Exercise goal: Find every line in the records below that holds the word "this", and copy each one.

[Figure collection entries]
:::
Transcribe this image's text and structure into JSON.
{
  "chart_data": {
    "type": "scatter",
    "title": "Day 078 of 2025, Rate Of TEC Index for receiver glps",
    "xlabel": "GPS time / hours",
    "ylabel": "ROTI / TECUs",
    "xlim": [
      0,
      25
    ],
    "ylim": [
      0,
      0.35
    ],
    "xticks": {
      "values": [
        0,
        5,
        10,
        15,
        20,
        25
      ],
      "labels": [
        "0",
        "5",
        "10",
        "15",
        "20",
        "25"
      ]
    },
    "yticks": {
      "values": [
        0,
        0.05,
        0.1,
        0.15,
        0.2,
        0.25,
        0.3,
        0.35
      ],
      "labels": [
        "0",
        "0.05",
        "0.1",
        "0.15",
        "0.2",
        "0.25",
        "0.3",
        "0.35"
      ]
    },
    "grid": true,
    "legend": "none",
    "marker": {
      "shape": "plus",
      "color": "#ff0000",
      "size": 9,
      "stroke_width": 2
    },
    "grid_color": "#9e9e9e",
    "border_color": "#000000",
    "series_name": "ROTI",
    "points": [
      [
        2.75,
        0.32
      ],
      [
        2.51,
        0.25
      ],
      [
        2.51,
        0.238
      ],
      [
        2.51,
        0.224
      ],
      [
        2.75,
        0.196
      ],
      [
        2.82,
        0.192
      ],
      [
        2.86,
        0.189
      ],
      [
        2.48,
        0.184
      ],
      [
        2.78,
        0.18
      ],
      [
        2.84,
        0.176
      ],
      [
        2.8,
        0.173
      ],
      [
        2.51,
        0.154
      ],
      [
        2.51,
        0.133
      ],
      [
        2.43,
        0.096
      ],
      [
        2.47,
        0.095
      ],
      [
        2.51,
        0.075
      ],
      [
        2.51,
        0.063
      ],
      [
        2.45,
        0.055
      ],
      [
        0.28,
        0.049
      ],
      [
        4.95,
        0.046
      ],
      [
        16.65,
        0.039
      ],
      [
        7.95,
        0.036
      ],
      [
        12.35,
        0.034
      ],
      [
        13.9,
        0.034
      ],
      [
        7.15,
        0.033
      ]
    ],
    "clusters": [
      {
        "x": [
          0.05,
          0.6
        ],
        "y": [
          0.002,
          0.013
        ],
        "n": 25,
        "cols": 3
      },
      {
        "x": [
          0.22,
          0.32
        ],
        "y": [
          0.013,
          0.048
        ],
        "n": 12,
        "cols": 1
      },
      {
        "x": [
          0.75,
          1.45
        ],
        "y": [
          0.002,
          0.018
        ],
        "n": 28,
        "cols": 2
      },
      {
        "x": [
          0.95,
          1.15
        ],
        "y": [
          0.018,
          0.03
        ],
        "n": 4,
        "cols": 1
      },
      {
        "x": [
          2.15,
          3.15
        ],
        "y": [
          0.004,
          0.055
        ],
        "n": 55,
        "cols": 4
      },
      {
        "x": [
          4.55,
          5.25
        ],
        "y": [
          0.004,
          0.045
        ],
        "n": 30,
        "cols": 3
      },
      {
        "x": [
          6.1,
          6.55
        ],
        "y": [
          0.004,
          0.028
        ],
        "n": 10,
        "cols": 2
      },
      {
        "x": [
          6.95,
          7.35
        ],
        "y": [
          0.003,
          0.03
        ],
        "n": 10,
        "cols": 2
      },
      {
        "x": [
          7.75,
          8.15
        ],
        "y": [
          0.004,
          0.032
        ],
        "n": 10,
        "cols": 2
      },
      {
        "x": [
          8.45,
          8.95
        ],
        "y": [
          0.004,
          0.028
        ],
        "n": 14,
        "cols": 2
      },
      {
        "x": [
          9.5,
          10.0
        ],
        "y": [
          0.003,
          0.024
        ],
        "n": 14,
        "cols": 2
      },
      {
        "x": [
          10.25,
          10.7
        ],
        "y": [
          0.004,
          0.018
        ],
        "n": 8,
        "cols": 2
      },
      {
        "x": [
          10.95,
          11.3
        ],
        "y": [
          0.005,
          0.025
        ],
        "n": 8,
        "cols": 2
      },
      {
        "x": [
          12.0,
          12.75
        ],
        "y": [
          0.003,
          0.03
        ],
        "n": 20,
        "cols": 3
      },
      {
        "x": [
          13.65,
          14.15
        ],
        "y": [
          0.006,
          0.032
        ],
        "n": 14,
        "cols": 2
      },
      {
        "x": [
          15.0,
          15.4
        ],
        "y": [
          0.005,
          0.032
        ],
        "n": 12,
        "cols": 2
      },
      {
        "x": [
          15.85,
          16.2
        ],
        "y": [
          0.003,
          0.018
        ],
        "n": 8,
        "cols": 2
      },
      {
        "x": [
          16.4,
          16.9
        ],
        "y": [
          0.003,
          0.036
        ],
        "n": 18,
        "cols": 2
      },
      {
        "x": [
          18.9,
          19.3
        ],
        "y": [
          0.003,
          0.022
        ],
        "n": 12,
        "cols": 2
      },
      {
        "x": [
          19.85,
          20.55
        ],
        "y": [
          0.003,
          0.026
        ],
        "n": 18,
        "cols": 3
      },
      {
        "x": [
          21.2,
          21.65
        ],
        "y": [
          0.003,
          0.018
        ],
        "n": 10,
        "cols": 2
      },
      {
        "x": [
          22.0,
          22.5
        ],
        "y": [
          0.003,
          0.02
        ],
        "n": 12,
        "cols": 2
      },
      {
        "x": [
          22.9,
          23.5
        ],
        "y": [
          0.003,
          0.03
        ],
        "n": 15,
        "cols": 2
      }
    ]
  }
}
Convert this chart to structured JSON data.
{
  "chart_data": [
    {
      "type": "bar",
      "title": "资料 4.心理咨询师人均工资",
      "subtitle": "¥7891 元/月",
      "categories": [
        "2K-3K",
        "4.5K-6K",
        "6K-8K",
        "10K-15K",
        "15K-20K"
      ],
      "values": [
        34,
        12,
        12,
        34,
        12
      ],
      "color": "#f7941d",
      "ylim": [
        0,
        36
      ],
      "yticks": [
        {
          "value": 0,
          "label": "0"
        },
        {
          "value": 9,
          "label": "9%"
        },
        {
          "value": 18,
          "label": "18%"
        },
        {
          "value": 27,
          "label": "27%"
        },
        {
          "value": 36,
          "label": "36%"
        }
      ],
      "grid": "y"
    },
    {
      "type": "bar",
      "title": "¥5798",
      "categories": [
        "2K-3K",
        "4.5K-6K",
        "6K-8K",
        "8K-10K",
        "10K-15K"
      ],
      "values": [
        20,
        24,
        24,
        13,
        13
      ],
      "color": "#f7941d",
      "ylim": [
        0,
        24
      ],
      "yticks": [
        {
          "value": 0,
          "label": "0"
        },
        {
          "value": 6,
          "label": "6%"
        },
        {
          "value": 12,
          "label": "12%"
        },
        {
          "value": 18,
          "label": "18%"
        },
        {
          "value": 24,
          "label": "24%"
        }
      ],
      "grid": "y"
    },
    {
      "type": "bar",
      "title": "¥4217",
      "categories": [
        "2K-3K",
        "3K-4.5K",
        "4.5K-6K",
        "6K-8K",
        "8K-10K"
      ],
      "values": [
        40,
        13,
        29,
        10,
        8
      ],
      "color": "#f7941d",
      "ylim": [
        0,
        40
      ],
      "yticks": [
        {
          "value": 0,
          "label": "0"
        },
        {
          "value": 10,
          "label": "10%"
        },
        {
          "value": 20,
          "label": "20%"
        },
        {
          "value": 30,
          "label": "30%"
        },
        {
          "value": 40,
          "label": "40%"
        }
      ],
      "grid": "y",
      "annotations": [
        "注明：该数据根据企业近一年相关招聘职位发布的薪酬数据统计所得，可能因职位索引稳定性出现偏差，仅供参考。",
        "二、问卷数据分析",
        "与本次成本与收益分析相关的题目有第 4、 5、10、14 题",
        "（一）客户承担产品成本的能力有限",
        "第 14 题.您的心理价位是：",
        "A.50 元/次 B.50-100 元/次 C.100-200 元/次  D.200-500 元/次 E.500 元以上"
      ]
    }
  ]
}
:::
Answer to the problem:
Transcribe this image's text and structure into JSON.
Convert this chart to structured JSON data.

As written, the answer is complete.